* _Given exercise_:
Every entry must be copied word for word.

# start of Records to use

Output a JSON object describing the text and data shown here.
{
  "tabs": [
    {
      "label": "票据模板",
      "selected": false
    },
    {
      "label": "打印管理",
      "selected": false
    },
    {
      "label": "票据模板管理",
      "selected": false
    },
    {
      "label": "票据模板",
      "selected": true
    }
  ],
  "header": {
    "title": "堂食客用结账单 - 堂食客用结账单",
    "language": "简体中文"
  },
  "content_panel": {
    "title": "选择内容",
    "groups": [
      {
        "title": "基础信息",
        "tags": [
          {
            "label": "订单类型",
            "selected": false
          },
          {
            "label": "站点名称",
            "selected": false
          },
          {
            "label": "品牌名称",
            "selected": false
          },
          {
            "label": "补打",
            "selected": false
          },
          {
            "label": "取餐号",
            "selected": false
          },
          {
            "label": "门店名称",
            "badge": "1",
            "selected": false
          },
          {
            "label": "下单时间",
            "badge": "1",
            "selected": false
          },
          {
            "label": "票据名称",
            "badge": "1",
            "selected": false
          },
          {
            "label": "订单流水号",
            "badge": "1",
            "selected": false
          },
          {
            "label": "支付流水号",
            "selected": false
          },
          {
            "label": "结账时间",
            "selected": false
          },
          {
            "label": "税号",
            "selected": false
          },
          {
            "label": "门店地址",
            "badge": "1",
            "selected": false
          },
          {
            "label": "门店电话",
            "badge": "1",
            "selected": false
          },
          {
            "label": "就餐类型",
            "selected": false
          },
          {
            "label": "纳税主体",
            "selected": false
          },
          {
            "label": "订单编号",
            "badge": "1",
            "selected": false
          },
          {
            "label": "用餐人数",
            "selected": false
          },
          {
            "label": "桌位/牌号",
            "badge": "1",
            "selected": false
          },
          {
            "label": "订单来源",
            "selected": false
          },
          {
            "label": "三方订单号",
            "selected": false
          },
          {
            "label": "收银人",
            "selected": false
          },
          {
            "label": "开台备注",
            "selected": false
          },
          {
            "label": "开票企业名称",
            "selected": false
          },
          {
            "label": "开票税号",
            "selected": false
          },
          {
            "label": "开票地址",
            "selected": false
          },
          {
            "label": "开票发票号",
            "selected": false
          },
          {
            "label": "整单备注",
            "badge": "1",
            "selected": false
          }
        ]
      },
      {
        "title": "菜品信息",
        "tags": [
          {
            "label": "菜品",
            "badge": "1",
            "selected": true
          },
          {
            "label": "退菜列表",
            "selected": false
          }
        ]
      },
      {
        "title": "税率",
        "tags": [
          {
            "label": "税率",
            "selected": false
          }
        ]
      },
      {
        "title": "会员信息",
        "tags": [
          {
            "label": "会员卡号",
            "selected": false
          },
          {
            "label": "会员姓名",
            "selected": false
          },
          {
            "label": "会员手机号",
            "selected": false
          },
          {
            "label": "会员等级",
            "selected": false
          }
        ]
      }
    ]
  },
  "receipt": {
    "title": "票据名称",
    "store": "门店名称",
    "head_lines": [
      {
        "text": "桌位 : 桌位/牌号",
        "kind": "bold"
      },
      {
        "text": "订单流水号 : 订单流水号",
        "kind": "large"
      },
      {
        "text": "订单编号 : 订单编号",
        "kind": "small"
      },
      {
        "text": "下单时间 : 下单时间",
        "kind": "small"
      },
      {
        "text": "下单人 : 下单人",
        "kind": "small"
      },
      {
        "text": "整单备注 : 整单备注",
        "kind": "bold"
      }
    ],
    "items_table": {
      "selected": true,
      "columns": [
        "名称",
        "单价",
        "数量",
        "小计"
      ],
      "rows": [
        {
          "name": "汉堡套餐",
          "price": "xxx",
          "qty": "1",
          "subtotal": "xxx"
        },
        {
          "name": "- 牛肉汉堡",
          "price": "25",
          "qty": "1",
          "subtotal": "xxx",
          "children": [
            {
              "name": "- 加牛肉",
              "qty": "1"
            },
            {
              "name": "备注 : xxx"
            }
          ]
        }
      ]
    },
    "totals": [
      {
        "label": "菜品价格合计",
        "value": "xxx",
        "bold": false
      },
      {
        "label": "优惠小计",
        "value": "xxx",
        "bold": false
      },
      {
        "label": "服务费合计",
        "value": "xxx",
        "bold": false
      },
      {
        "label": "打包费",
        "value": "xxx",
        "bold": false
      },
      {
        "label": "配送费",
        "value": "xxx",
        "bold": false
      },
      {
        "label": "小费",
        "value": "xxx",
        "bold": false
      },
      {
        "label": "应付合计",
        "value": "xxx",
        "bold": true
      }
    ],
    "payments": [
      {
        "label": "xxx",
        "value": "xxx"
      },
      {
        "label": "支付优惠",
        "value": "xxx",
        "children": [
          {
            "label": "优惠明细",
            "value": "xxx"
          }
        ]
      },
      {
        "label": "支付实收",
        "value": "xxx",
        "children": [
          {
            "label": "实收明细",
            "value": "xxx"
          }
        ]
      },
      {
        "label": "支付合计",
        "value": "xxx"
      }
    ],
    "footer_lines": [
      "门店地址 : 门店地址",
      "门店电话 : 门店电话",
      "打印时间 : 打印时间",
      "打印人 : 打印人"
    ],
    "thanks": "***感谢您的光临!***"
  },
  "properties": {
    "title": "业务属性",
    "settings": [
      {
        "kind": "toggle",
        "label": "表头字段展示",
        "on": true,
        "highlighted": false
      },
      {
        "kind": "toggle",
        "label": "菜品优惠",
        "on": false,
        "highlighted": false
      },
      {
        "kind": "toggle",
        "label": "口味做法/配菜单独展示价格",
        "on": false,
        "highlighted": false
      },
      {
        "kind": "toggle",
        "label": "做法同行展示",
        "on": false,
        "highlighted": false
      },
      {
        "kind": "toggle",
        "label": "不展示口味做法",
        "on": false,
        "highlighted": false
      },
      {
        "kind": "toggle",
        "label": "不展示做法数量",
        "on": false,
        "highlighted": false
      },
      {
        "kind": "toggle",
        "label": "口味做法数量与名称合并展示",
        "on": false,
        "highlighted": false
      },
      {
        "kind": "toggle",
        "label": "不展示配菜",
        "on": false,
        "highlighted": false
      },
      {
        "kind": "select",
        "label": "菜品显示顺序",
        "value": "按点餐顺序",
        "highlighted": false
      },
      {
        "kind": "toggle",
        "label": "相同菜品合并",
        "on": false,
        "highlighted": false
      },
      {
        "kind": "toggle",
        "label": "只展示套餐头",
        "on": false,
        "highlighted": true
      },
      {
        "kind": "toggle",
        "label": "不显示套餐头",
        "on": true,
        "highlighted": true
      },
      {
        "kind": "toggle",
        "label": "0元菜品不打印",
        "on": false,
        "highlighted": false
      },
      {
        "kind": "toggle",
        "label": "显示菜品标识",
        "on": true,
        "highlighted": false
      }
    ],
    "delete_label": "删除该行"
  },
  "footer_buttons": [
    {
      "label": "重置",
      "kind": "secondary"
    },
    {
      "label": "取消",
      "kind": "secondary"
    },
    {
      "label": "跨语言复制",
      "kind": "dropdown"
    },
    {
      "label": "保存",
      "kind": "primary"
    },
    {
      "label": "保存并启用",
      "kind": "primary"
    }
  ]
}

# end of Records to use

* _Problem solution_:
Output a JSON object describing the text and data shown here.
{
  "tabs": [
    {
      "label": "票据模板",
      "selected": false
    },
    {
      "label": "打印管理",
      "selected": false
    },
    {
      "label": "票据模板管理",
      "selected": false
    },
    {
      "label": "票据模板",
      "selected": true
    }
  ],
  "header": {
    "title": "堂食客用结账单 - 堂食客用结账单",
    "language": "简体中文"
  },
  "content_panel": {
    "title": "选择内容",
    "groups": [
      {
        "title": "基础信息",
        "tags": [
          {
            "label": "订单类型",
            "selected": false
          },
          {
            "label": "站点名称",
            "selected": false
          },
          {
            "label": "品牌名称",
            "selected": false
          },
          {
            "label": "补打",
            "selected": false
          },
          {
            "label": "取餐号",
            "selected": false
          },
          {
            "label": "门店名称",
            "badge": "1",
            "selected": false
          },
          {
            "label": "下单时间",
            "badge": "1",
            "selected": false
          },
          {
            "label": "票据名称",
            "badge": "1",
            "selected": false
          },
          {
            "label": "订单流水号",
            "badge": "1",
            "selected": false
          },
          {
            "label": "支付流水号",
            "selected": false
          },
          {
            "label": "结账时间",
            "selected": false
          },
          {
            "label": "税号",
            "selected": false
          },
          {
            "label": "门店地址",
            "badge": "1",
            "selected": false
          },
          {
            "label": "门店电话",
            "badge": "1",
            "selected": false
          },
          {
            "label": "就餐类型",
            "selected": false
          },
          {
            "label": "纳税主体",
            "selected": false
          },
          {
            "label": "订单编号",
            "badge": "1",
            "selected": false
          },
          {
            "label": "用餐人数",
            "selected": false
          },
          {
            "label": "桌位/牌号",
            "badge": "1",
            "selected": false
          },
          {
            "label": "订单来源",
            "selected": false
          },
          {
            "label": "三方订单号",
            "selected": false
          },
          {
            "label": "收银人",
            "selected": false
          },
          {
            "label": "开台备注",
            "selected": false
          },
          {
            "label": "开票企业名称",
            "selected": false
          },
          {
            "label": "开票税号",
            "selected": false
          },
          {
            "label": "开票地址",
            "selected": false
          },
          {
            "label": "开票发票号",
            "selected": false
          },
          {
            "label": "整单备注",
            "badge": "1",
            "selected": false
          }
        ]
      },
      {
        "title": "菜品信息",
        "tags": [
          {
            "label": "菜品",
            "badge": "1",
            "selected": true
          },
          {
            "label": "退菜列表",
            "selected": false
          }
        ]
      },
      {
        "title": "税率",
        "tags": [
          {
            "label": "税率",
            "selected": false
          }
        ]
      },
      {
        "title": "会员信息",
        "tags": [
          {
            "label": "会员卡号",
            "selected": false
          },
          {
            "label": "会员姓名",
            "selected": false
          },
          {
            "label": "会员手机号",
            "selected": false
          },
          {
            "label": "会员等级",
            "selected": false
          }
        ]
      }
    ]
  },
  "receipt": {
    "title": "票据名称",
    "store": "门店名称",
    "head_lines": [
      {
        "text": "桌位 : 桌位/牌号",
        "kind": "bold"
      },
      {
        "text": "订单流水号 : 订单流水号",
        "kind": "large"
      },
      {
        "text": "订单编号 : 订单编号",
        "kind": "small"
      },
      {
        "text": "下单时间 : 下单时间",
        "kind": "small"
      },
      {
        "text": "下单人 : 下单人",
        "kind": "small"
      },
      {
        "text": "整单备注 : 整单备注",
        "kind": "bold"
      }
    ],
    "items_table": {
      "selected": true,
      "columns": [
        "名称",
        "单价",
        "数量",
        "小计"
      ],
      "rows": [
        {
          "name": "汉堡套餐",
          "price": "xxx",
          "qty": "1",
          "subtotal": "xxx"
        },
        {
          "name": "- 牛肉汉堡",
          "price": "25",
          "qty": "1",
          "subtotal": "xxx",
          "children": [
            {
              "name": "- 加牛肉",
              "qty": "1"
            },
            {
              "name": "备注 : xxx"
            }
          ]
        }
      ]
    },
    "totals": [
      {
        "label": "菜品价格合计",
        "value": "xxx",
        "bold": false
      },
      {
        "label": "优惠小计",
        "value": "xxx",
        "bold": false
      },
      {
        "label": "服务费合计",
        "value": "xxx",
        "bold": false
      },
      {
        "label": "打包费",
        "value": "xxx",
        "bold": false
      },
      {
        "label": "配送费",
        "value": "xxx",
        "bold": false
      },
      {
        "label": "小费",
        "value": "xxx",
        "bold": false
      },
      {
        "label": "应付合计",
        "value": "xxx",
        "bold": true
      }
    ],
    "payments": [
      {
        "label": "xxx",
        "value": "xxx"
      },
      {
        "label": "支付优惠",
        "value": "xxx",
        "children": [
          {
            "label": "优惠明细",
            "value": "xxx"
          }
        ]
      },
      {
        "label": "支付实收",
        "value": "xxx",
        "children": [
          {
            "label": "实收明细",
            "value": "xxx"
          }
        ]
      },
      {
        "label": "支付合计",
        "value": "xxx"
      }
    ],
    "footer_lines": [
      "门店地址 : 门店地址",
      "门店电话 : 门店电话",
      "打印时间 : 打印时间",
      "打印人 : 打印人"
    ],
    "thanks": "***感谢您的光临!***"
  },
  "properties": {
    "title": "业务属性",
    "settings": [
      {
        "kind": "toggle",
        "label": "表头字段展示",
        "on": true,
        "highlighted": false
      },
      {
        "kind": "toggle",
        "label": "菜品优惠",
        "on": false,
        "highlighted": false
      },
      {
        "kind": "toggle",
        "label": "口味做法/配菜单独展示价格",
        "on": false,
        "highlighted": false
      },
      {
        "kind": "toggle",
        "label": "做法同行展示",
        "on": false,
        "highlighted": false
      },
      {
        "kind": "toggle",
        "label": "不展示口味做法",
        "on": false,
        "highlighted": false
      },
      {
        "kind": "toggle",
        "label": "不展示做法数量",
        "on": false,
        "highlighted": false
      },
      {
        "kind": "toggle",
        "label": "口味做法数量与名称合并展示",
        "on": false,
        "highlighted": false
      },
      {
        "kind": "toggle",
        "label": "不展示配菜",
        "on": false,
        "highlighted": false
      },
      {
        "kind": "select",
        "label": "菜品显示顺序",
        "value": "按点餐顺序",
        "highlighted": false
      },
      {
        "kind": "toggle",
        "label": "相同菜品合并",
        "on": false,
        "highlighted": false
      },
      {
        "kind": "toggle",
        "label": "只展示套餐头",
        "on": false,
        "highlighted": true
      },
      {
        "kind": "toggle",
        "label": "不显示套餐头",
        "on": true,
        "highlighted": true
      },
      {
        "kind": "toggle",
        "label": "0元菜品不打印",
        "on": false,
        "highlighted": false
      },
      {
        "kind": "toggle",
        "label": "显示菜品标识",
        "on": true,
        "highlighted": false
      }
    ],
    "delete_label": "删除该行"
  },
  "footer_buttons": [
    {
      "label": "重置",
      "kind": "secondary"
    },
    {
      "label": "取消",
      "kind": "secondary"
    },
    {
      "label": "跨语言复制",
      "kind": "dropdown"
    },
    {
      "label": "保存",
      "kind": "primary"
    },
    {
      "label": "保存并启用",
      "kind": "primary"
    }
  ]
}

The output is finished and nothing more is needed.